The listing beneath should be written out in full, exactly as shown.

[start]

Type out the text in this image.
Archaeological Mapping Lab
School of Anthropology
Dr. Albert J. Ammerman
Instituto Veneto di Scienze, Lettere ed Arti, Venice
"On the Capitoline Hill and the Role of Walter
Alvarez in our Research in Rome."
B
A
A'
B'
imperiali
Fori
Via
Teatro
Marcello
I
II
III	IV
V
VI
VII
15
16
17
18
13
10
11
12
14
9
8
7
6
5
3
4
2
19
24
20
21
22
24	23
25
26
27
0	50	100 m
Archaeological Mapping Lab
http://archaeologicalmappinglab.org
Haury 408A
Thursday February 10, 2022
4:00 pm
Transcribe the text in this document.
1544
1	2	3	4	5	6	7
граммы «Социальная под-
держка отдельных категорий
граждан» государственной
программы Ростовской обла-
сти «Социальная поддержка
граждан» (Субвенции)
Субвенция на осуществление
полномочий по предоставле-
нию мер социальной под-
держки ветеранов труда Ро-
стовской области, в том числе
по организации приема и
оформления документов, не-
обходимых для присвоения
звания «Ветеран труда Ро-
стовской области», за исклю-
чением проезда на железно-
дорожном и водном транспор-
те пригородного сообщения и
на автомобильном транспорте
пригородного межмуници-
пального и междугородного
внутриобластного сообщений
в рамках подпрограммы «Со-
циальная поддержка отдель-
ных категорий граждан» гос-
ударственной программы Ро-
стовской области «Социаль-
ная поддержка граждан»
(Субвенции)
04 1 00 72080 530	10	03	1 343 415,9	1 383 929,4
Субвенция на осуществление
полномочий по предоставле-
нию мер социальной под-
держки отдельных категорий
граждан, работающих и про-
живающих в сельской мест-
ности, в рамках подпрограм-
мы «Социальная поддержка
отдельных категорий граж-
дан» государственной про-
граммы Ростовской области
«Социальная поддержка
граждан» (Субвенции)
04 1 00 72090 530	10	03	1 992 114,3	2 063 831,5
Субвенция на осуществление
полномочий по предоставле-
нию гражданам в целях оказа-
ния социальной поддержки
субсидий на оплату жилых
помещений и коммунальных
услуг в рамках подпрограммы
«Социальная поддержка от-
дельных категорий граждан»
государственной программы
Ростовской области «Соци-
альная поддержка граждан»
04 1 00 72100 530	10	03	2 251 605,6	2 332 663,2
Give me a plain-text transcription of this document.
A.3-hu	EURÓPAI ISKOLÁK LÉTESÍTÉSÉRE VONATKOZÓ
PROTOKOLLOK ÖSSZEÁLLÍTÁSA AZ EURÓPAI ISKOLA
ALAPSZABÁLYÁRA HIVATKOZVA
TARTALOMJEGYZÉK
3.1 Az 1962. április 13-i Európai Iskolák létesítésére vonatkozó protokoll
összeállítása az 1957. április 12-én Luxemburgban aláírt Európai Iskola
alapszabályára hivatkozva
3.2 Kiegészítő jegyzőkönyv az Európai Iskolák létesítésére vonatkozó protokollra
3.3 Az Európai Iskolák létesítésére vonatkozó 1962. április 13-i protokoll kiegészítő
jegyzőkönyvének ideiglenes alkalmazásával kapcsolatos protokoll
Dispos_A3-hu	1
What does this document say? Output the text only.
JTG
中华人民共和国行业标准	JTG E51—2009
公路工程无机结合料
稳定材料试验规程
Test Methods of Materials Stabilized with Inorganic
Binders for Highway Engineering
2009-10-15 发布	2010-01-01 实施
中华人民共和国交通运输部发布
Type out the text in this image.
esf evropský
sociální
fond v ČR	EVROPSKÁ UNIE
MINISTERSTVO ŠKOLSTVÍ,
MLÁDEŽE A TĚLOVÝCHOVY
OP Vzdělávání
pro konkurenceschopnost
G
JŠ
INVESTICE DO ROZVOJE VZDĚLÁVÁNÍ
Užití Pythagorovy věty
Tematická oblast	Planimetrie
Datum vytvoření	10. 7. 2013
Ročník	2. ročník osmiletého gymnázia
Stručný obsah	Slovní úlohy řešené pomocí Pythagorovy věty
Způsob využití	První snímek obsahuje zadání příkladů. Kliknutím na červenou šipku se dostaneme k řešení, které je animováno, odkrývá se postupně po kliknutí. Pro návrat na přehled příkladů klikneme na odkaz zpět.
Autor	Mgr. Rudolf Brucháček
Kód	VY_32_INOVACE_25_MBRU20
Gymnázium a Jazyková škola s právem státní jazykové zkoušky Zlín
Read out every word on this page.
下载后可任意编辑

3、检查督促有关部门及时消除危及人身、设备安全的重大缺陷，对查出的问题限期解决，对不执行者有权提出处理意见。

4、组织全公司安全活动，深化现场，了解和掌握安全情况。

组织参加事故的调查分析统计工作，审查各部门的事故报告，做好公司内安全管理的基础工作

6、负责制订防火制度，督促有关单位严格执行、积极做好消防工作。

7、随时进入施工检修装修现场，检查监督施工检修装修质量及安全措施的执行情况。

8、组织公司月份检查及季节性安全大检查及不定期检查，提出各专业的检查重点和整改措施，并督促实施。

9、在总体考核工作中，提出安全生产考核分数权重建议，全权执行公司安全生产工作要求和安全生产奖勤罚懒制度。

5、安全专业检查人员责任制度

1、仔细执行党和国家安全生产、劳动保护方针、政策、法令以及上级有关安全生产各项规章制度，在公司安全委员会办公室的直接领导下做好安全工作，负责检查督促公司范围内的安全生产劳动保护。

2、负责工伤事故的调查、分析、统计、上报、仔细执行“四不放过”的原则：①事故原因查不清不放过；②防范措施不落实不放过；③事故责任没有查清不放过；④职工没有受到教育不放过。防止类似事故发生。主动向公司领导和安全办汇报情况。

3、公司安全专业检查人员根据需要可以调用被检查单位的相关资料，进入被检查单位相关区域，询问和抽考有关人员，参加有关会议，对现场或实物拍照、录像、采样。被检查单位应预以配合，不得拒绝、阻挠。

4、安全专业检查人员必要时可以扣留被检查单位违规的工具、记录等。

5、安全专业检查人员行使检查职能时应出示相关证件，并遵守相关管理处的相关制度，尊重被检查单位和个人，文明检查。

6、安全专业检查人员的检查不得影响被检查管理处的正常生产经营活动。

[end]

** ANSWER TO THIS PROBLEM **
Type out the text in this image.
Archaeological Mapping Lab
School of Anthropology
Dr. Albert J. Ammerman
Instituto Veneto di Scienze, Lettere ed Arti, Venice
"On the Capitoline Hill and the Role of Walter
Alvarez in our Research in Rome."
B
A
A'
B'
imperiali
Fori
Via
Teatro
Marcello
I
II
III	IV
V
VI
VII
15
16
17
18
13
10
11
12
14
9
8
7
6
5
3
4
2
19
24
20
21
22
24	23
25
26
27
0	50	100 m
Archaeological Mapping Lab
http://archaeologicalmappinglab.org
Haury 408A
Thursday February 10, 2022
4:00 pm
Transcribe the text in this document.
1544
1	2	3	4	5	6	7
граммы «Социальная под-
держка отдельных категорий
граждан» государственной
программы Ростовской обла-
сти «Социальная поддержка
граждан» (Субвенции)
Субвенция на осуществление
полномочий по предоставле-
нию мер социальной под-
держки ветеранов труда Ро-
стовской области, в том числе
по организации приема и
оформления документов, не-
обходимых для присвоения
звания «Ветеран труда Ро-
стовской области», за исклю-
чением проезда на железно-
дорожном и водном транспор-
те пригородного сообщения и
на автомобильном транспорте
пригородного межмуници-
пального и междугородного
внутриобластного сообщений
в рамках подпрограммы «Со-
циальная поддержка отдель-
ных категорий граждан» гос-
ударственной программы Ро-
стовской области «Социаль-
ная поддержка граждан»
(Субвенции)
04 1 00 72080 530	10	03	1 343 415,9	1 383 929,4
Субвенция на осуществление
полномочий по предоставле-
нию мер социальной под-
держки отдельных категорий
граждан, работающих и про-
живающих в сельской мест-
ности, в рамках подпрограм-
мы «Социальная поддержка
отдельных категорий граж-
дан» государственной про-
граммы Ростовской области
«Социальная поддержка
граждан» (Субвенции)
04 1 00 72090 530	10	03	1 992 114,3	2 063 831,5
Субвенция на осуществление
полномочий по предоставле-
нию гражданам в целях оказа-
ния социальной поддержки
субсидий на оплату жилых
помещений и коммунальных
услуг в рамках подпрограммы
«Социальная поддержка от-
дельных категорий граждан»
государственной программы
Ростовской области «Соци-
альная поддержка граждан»
04 1 00 72100 530	10	03	2 251 605,6	2 332 663,2
Give me a plain-text transcription of this document.
A.3-hu	EURÓPAI ISKOLÁK LÉTESÍTÉSÉRE VONATKOZÓ
PROTOKOLLOK ÖSSZEÁLLÍTÁSA AZ EURÓPAI ISKOLA
ALAPSZABÁLYÁRA HIVATKOZVA
TARTALOMJEGYZÉK
3.1 Az 1962. április 13-i Európai Iskolák létesítésére vonatkozó protokoll
összeállítása az 1957. április 12-én Luxemburgban aláírt Európai Iskola
alapszabályára hivatkozva
3.2 Kiegészítő jegyzőkönyv az Európai Iskolák létesítésére vonatkozó protokollra
3.3 Az Európai Iskolák létesítésére vonatkozó 1962. április 13-i protokoll kiegészítő
jegyzőkönyvének ideiglenes alkalmazásával kapcsolatos protokoll
Dispos_A3-hu	1
What does this document say? Output the text only.
JTG
中华人民共和国行业标准	JTG E51—2009
公路工程无机结合料
稳定材料试验规程
Test Methods of Materials Stabilized with Inorganic
Binders for Highway Engineering
2009-10-15 发布	2010-01-01 实施
中华人民共和国交通运输部发布
Type out the text in this image.
esf evropský
sociální
fond v ČR	EVROPSKÁ UNIE
MINISTERSTVO ŠKOLSTVÍ,
MLÁDEŽE A TĚLOVÝCHOVY
OP Vzdělávání
pro konkurenceschopnost
G
JŠ
INVESTICE DO ROZVOJE VZDĚLÁVÁNÍ
Užití Pythagorovy věty
Tematická oblast	Planimetrie
Datum vytvoření	10. 7. 2013
Ročník	2. ročník osmiletého gymnázia
Stručný obsah	Slovní úlohy řešené pomocí Pythagorovy věty
Způsob využití	První snímek obsahuje zadání příkladů. Kliknutím na červenou šipku se dostaneme k řešení, které je animováno, odkrývá se postupně po kliknutí. Pro návrat na přehled příkladů klikneme na odkaz zpět.
Autor	Mgr. Rudolf Brucháček
Kód	VY_32_INOVACE_25_MBRU20
Gymnázium a Jazyková škola s právem státní jazykové zkoušky Zlín
Read out every word on this page.
下载后可任意编辑

3、检查督促有关部门及时消除危及人身、设备安全的重大缺陷，对查出的问题限期解决，对不执行者有权提出处理意见。

4、组织全公司安全活动，深化现场，了解和掌握安全情况。

组织参加事故的调查分析统计工作，审查各部门的事故报告，做好公司内安全管理的基础工作

6、负责制订防火制度，督促有关单位严格执行、积极做好消防工作。

7、随时进入施工检修装修现场，检查监督施工检修装修质量及安全措施的执行情况。

8、组织公司月份检查及季节性安全大检查及不定期检查，提出各专业的检查重点和整改措施，并督促实施。

9、在总体考核工作中，提出安全生产考核分数权重建议，全权执行公司安全生产工作要求和安全生产奖勤罚懒制度。

5、安全专业检查人员责任制度

1、仔细执行党和国家安全生产、劳动保护方针、政策、法令以及上级有关安全生产各项规章制度，在公司安全委员会办公室的直接领导下做好安全工作，负责检查督促公司范围内的安全生产劳动保护。

2、负责工伤事故的调查、分析、统计、上报、仔细执行“四不放过”的原则：①事故原因查不清不放过；②防范措施不落实不放过；③事故责任没有查清不放过；④职工没有受到教育不放过。防止类似事故发生。主动向公司领导和安全办汇报情况。

3、公司安全专业检查人员根据需要可以调用被检查单位的相关资料，进入被检查单位相关区域，询问和抽考有关人员，参加有关会议，对现场或实物拍照、录像、采样。被检查单位应预以配合，不得拒绝、阻挠。

4、安全专业检查人员必要时可以扣留被检查单位违规的工具、记录等。

5、安全专业检查人员行使检查职能时应出示相关证件，并遵守相关管理处的相关制度，尊重被检查单位和个人，文明检查。

6、安全专业检查人员的检查不得影响被检查管理处的正常生产经营活动。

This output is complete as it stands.